*TASK INSTRUCTIONS*: Set down every entry again word for word, please, but skip the pictures.

[Dataset items]

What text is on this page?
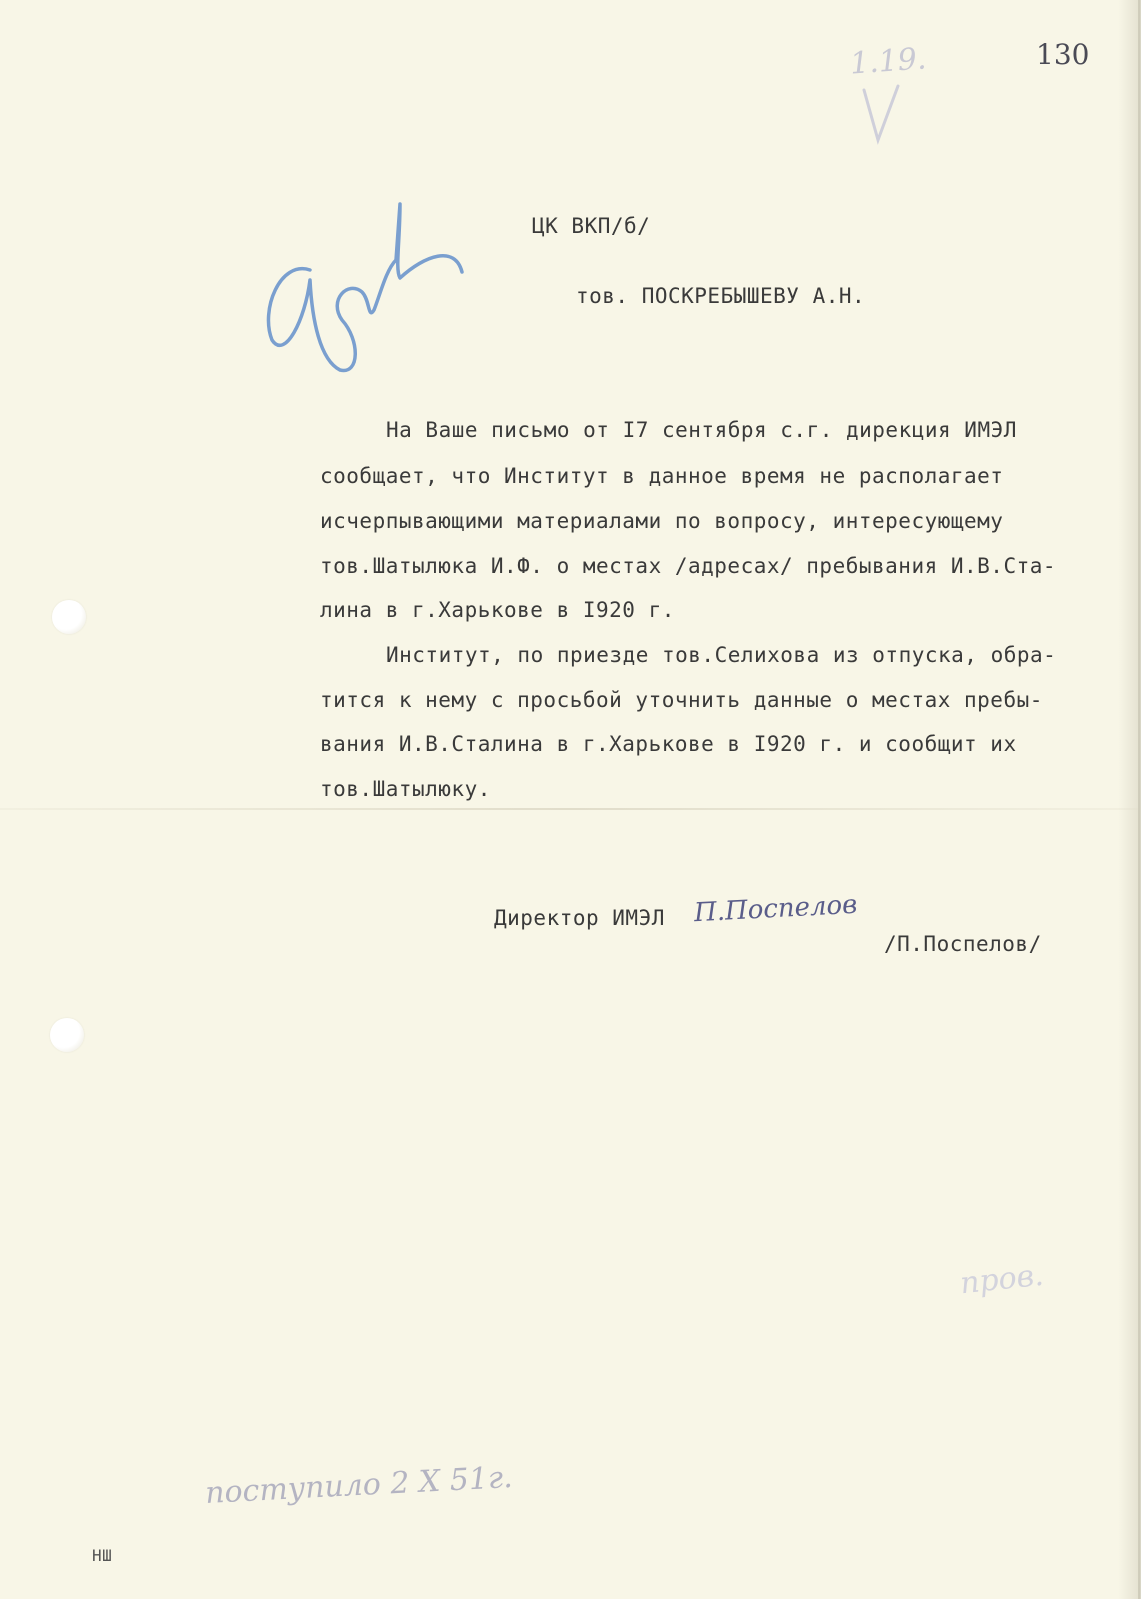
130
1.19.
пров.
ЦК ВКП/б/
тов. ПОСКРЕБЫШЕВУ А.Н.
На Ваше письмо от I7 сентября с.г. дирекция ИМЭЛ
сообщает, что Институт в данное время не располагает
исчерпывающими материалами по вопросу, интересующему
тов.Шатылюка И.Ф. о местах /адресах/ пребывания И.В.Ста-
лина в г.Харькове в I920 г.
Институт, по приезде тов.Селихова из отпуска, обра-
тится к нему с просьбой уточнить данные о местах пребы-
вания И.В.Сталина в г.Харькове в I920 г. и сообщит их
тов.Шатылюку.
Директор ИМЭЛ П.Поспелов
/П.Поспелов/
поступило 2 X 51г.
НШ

*WRITTEN RESPONSE*:
What text is on this page?
130
1.19.
пров.
ЦК ВКП/б/
тов. ПОСКРЕБЫШЕВУ А.Н.
На Ваше письмо от I7 сентября с.г. дирекция ИМЭЛ
сообщает, что Институт в данное время не располагает
исчерпывающими материалами по вопросу, интересующему
тов.Шатылюка И.Ф. о местах /адресах/ пребывания И.В.Ста-
лина в г.Харькове в I920 г.
Институт, по приезде тов.Селихова из отпуска, обра-
тится к нему с просьбой уточнить данные о местах пребы-
вания И.В.Сталина в г.Харькове в I920 г. и сообщит их
тов.Шатылюку.
Директор ИМЭЛ П.Поспелов
/П.Поспелов/
поступило 2 X 51г.
НШ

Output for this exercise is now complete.